YOUR OBJECTIVE: List all lines of the data that include the string "name".

RECORD LIST:
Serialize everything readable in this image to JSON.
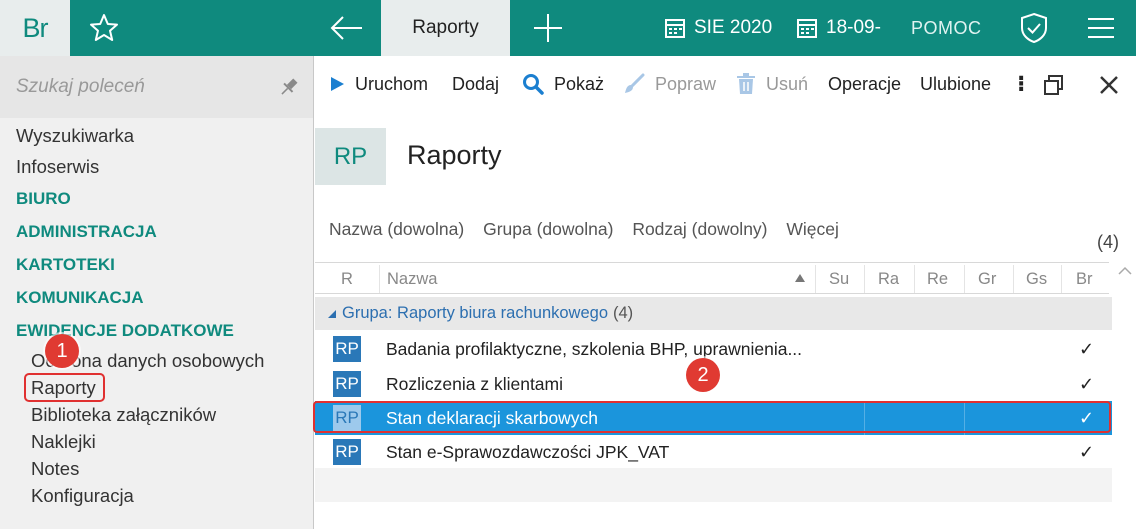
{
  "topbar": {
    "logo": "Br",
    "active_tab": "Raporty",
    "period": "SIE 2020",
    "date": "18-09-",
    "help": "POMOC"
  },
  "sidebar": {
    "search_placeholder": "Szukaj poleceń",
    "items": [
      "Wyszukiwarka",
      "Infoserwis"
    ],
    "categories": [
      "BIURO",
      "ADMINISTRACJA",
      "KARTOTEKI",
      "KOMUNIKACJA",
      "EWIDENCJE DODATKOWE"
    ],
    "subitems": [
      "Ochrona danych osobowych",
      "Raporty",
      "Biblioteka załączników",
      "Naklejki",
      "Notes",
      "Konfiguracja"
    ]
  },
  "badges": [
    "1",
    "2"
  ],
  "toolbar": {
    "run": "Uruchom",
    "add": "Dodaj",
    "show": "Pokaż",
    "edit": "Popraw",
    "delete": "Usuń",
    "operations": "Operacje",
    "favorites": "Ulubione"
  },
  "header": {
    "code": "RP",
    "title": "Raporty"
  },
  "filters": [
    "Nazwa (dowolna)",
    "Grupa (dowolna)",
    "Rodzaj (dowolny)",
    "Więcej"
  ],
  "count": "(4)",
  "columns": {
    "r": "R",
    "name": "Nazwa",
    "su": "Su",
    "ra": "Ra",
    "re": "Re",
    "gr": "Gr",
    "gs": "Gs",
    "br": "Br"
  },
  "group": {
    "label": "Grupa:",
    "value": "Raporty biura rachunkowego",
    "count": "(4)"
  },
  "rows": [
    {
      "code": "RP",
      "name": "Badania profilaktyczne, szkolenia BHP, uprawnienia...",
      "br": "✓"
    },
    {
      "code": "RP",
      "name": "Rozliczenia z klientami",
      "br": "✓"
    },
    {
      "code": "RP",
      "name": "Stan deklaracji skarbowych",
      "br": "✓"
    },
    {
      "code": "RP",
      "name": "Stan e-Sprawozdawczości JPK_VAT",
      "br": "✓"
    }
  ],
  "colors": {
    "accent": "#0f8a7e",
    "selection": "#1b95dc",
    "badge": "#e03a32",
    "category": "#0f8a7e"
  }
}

IN RESPONSE:
    "name": "Nazwa",
      "name": "Badania profilaktyczne, szkolenia BHP, uprawnienia...",
      "name": "Rozliczenia z klientami",
      "name": "Stan deklaracji skarbowych",
      "name": "Stan e-Sprawozdawczości JPK_VAT",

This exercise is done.